▶ **WHAT THIS TASK INVOLVES**
Say how many lines contain "name", using only the number.

(Dataset excerpt)
** BEGIN **

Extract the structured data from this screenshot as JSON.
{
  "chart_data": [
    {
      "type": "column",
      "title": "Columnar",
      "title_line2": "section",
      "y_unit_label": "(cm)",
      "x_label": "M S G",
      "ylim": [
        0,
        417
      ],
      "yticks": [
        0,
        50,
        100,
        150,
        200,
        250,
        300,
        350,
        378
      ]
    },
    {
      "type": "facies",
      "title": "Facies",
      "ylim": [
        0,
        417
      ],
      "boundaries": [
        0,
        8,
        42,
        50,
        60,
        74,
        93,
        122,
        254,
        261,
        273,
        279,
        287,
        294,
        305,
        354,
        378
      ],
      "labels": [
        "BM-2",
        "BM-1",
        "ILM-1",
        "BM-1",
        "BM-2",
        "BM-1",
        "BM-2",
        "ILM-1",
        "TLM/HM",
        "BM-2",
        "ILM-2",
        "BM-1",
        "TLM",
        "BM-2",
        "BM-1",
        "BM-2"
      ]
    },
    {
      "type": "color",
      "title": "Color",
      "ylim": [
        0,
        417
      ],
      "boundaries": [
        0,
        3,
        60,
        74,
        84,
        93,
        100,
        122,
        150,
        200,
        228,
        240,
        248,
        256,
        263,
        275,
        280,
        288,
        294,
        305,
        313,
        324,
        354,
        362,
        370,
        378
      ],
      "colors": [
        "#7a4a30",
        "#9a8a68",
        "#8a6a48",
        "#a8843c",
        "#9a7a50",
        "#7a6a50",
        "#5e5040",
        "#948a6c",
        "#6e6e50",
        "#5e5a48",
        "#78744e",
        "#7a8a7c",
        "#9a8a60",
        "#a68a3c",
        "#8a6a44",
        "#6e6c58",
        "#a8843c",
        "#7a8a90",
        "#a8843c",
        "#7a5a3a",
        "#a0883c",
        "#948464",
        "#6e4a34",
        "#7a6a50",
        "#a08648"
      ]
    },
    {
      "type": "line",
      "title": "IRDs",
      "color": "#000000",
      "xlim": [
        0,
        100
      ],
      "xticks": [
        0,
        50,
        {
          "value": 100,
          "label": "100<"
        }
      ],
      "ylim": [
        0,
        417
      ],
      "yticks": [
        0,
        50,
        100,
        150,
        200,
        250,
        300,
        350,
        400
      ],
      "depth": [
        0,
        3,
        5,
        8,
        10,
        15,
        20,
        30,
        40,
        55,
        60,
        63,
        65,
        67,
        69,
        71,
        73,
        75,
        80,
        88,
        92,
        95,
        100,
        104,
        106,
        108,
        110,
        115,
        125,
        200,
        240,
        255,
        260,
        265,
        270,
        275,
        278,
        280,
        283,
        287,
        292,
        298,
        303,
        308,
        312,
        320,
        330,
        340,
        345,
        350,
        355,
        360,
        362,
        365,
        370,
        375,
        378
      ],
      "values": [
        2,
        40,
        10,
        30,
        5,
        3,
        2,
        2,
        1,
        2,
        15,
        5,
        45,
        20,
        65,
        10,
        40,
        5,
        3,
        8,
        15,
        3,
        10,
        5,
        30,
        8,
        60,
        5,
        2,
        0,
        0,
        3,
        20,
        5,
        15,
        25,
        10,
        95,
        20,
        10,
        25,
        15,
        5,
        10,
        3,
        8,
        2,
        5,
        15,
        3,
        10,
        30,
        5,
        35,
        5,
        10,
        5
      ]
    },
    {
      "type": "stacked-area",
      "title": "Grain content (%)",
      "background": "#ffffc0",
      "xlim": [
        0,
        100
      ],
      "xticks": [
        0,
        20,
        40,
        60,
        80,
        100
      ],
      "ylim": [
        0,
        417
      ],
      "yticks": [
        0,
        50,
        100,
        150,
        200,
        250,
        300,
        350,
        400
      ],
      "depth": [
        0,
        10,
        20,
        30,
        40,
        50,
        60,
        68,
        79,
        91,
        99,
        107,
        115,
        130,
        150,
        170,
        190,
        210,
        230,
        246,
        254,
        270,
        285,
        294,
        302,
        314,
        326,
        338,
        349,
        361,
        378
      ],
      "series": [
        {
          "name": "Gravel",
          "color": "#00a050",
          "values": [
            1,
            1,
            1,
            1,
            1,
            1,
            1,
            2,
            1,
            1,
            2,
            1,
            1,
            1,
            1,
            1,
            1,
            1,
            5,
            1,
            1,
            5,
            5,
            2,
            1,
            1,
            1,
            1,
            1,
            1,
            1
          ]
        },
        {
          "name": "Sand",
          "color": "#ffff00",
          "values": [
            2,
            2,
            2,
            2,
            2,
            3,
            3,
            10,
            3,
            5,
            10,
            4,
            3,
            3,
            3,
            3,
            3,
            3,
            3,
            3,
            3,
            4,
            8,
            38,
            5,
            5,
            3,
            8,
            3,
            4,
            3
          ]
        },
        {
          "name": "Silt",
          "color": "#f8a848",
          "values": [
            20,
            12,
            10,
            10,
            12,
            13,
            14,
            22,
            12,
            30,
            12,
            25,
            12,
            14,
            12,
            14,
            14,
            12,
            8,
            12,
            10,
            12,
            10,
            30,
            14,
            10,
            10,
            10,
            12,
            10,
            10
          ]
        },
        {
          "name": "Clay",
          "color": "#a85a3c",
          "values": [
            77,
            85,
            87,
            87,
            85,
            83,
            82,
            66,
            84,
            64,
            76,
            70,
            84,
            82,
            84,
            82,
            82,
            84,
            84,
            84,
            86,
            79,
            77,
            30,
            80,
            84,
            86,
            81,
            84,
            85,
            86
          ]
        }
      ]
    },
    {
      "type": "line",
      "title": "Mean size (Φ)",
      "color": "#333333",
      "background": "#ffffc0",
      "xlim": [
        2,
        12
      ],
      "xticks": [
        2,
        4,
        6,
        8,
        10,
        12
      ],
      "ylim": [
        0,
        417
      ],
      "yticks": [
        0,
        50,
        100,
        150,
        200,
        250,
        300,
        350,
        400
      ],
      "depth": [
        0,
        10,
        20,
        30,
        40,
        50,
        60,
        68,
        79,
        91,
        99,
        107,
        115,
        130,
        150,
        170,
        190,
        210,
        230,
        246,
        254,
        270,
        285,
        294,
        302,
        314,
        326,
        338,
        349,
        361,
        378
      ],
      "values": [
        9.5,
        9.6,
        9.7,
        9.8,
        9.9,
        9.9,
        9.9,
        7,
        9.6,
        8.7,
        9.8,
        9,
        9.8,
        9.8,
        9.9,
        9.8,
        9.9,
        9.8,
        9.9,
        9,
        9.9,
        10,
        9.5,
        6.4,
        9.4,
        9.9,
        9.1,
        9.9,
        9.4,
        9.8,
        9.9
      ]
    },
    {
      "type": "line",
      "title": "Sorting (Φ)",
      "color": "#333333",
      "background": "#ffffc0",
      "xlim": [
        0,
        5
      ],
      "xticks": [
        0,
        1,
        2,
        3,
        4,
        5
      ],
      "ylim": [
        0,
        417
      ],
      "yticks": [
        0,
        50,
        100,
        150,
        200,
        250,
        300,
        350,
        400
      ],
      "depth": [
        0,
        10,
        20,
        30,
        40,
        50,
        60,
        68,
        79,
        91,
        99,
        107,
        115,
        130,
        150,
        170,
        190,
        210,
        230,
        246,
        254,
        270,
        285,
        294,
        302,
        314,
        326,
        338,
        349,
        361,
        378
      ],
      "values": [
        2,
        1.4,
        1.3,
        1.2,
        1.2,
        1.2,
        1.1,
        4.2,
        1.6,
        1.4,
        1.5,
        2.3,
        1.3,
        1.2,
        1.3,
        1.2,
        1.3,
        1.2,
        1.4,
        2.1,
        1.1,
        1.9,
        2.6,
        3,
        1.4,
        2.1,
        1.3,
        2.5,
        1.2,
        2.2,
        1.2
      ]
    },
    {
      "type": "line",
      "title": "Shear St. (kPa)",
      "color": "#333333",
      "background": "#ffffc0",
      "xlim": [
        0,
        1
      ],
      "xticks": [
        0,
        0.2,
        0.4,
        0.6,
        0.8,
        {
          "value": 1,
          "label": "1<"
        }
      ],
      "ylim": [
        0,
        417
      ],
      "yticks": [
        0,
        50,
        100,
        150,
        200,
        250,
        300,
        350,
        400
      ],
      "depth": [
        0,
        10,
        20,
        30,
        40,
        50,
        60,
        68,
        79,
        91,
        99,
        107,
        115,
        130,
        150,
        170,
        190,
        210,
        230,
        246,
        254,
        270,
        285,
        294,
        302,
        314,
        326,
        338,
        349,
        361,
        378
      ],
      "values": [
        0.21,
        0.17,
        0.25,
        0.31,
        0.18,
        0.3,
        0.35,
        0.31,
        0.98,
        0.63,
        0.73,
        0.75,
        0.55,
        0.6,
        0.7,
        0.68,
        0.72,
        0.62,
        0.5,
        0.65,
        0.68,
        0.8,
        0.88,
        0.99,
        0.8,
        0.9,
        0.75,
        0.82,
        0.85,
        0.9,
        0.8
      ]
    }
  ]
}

** END **

▶ **FULL SOLUTION**
4